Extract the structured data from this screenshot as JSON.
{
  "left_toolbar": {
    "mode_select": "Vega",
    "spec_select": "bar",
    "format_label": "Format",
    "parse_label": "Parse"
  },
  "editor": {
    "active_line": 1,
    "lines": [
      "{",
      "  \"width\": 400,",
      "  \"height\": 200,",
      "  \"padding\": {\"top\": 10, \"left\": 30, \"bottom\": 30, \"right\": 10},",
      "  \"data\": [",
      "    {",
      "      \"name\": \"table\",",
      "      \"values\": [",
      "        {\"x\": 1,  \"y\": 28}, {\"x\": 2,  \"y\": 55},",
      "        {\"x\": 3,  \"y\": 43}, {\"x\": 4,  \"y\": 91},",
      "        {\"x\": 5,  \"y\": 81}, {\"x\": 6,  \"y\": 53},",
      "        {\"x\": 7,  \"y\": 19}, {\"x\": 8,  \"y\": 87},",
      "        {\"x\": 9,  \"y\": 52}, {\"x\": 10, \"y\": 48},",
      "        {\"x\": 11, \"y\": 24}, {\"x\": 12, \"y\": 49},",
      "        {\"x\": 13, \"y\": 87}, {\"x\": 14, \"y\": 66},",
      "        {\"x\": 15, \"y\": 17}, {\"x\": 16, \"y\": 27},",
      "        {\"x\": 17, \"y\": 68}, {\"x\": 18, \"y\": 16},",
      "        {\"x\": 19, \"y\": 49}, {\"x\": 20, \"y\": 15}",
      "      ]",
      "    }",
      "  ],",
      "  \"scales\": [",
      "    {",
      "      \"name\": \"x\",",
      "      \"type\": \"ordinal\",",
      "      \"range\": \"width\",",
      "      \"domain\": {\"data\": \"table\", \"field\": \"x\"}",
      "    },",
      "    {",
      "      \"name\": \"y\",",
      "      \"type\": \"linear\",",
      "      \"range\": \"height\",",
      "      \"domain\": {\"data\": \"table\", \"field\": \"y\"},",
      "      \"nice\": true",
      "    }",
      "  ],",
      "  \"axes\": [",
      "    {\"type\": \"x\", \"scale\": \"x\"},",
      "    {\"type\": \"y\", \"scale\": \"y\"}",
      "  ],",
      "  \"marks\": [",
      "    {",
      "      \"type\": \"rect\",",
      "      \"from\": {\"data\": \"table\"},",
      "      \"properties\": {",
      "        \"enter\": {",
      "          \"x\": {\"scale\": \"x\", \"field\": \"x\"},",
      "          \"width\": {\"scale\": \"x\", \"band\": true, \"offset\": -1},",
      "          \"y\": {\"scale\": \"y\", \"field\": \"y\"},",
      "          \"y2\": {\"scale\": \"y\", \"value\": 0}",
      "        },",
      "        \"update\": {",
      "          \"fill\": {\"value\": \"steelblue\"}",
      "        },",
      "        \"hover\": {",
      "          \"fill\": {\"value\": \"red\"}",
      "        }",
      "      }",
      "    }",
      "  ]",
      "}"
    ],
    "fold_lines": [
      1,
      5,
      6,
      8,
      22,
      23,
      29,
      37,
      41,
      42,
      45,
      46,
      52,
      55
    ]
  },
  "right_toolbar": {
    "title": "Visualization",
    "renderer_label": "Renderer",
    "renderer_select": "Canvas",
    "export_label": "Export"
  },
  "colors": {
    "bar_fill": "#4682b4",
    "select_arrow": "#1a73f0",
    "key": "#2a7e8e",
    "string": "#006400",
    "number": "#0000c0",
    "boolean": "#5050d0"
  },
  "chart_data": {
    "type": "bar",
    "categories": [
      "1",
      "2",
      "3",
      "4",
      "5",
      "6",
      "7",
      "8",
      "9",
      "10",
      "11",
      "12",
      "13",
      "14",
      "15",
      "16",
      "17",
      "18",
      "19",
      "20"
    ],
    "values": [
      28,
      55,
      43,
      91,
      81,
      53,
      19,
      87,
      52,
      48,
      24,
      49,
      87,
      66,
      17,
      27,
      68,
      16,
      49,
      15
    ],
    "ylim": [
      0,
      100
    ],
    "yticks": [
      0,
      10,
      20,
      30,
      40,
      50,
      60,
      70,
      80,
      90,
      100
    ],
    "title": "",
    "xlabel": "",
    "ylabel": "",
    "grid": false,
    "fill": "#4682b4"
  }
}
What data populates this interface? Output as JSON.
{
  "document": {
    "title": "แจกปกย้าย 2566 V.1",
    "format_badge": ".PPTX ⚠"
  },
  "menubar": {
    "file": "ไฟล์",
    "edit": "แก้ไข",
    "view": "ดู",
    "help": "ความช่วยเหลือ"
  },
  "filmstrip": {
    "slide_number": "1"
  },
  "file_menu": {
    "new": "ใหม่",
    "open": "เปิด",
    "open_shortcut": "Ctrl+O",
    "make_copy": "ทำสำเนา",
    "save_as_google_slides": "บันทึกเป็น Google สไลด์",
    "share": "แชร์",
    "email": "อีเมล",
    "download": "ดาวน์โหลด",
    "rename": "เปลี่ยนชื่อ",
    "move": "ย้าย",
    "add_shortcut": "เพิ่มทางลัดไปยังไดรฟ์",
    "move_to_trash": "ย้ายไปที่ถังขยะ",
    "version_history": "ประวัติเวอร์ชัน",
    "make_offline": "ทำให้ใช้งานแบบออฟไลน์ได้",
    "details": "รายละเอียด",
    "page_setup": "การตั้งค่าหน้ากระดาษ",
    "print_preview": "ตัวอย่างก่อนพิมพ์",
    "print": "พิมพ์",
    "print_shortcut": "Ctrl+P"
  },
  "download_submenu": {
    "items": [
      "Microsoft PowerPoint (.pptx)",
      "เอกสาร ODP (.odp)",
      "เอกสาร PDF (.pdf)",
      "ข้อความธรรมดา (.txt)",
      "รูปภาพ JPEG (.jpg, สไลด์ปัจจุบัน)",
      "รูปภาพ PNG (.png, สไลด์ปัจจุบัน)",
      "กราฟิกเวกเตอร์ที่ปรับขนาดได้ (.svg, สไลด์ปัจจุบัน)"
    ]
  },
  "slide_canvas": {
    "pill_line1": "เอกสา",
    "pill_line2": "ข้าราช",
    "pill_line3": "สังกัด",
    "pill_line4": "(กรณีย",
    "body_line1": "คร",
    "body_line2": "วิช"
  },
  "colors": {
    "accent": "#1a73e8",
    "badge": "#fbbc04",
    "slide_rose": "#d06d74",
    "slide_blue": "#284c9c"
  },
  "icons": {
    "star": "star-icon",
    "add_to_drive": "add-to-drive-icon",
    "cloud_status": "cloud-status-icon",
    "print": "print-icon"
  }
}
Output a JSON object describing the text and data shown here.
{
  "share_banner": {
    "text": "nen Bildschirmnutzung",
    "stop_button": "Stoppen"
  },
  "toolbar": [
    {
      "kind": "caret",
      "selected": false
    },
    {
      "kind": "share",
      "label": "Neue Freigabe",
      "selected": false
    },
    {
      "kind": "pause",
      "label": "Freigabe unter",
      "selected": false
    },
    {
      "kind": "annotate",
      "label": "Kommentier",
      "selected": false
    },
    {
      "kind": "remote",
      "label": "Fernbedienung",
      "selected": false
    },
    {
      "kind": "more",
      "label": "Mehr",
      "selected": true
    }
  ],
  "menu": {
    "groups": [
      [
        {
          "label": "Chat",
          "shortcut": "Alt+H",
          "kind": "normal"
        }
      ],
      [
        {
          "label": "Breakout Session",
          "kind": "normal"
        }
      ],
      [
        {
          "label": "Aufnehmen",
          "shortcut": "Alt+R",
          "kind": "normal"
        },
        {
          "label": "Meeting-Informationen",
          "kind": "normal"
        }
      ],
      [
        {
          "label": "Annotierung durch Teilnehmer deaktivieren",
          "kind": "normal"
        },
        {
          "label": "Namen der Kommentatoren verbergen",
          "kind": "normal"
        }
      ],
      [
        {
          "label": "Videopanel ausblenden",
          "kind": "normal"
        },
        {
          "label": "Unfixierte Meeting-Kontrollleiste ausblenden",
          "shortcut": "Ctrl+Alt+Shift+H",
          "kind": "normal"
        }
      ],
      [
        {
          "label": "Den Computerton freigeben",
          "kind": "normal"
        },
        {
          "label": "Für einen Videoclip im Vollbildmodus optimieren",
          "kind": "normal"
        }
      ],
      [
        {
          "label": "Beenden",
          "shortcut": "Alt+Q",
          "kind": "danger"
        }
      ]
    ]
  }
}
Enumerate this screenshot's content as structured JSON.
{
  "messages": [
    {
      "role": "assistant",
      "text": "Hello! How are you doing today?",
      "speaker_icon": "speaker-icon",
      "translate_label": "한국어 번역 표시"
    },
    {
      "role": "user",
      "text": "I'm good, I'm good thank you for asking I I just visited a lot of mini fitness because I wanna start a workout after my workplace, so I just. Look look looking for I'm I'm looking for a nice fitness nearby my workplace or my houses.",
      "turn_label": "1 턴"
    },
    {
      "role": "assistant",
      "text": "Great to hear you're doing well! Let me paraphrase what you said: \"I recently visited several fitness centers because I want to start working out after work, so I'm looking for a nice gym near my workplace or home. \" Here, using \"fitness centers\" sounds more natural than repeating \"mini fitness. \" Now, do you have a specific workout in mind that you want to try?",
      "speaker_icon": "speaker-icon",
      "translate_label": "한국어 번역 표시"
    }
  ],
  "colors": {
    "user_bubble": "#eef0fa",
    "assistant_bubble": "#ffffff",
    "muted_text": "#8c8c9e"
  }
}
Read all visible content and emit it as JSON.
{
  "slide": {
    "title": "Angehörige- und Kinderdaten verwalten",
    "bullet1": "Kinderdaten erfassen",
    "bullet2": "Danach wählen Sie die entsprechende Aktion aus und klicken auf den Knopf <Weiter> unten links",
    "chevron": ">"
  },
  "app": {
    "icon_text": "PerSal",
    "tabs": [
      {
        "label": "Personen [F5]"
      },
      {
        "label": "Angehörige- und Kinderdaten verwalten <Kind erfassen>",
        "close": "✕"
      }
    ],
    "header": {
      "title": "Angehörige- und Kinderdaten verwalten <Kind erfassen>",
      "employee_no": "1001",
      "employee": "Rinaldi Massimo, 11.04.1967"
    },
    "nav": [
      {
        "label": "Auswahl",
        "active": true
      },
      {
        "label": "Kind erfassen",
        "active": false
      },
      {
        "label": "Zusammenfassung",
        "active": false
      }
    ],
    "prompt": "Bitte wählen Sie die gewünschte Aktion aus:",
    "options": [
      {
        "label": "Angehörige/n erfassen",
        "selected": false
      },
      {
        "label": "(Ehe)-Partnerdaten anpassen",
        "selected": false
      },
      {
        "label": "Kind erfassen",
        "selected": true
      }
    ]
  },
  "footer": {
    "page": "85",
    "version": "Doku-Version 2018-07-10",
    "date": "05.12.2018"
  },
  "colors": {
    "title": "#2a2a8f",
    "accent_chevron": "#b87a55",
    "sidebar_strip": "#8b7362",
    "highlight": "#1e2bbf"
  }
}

————————

- THE REQUEST -
State how many lines of the records hold the string "Output", and nothing else.

- WORKED SOLUTION -
2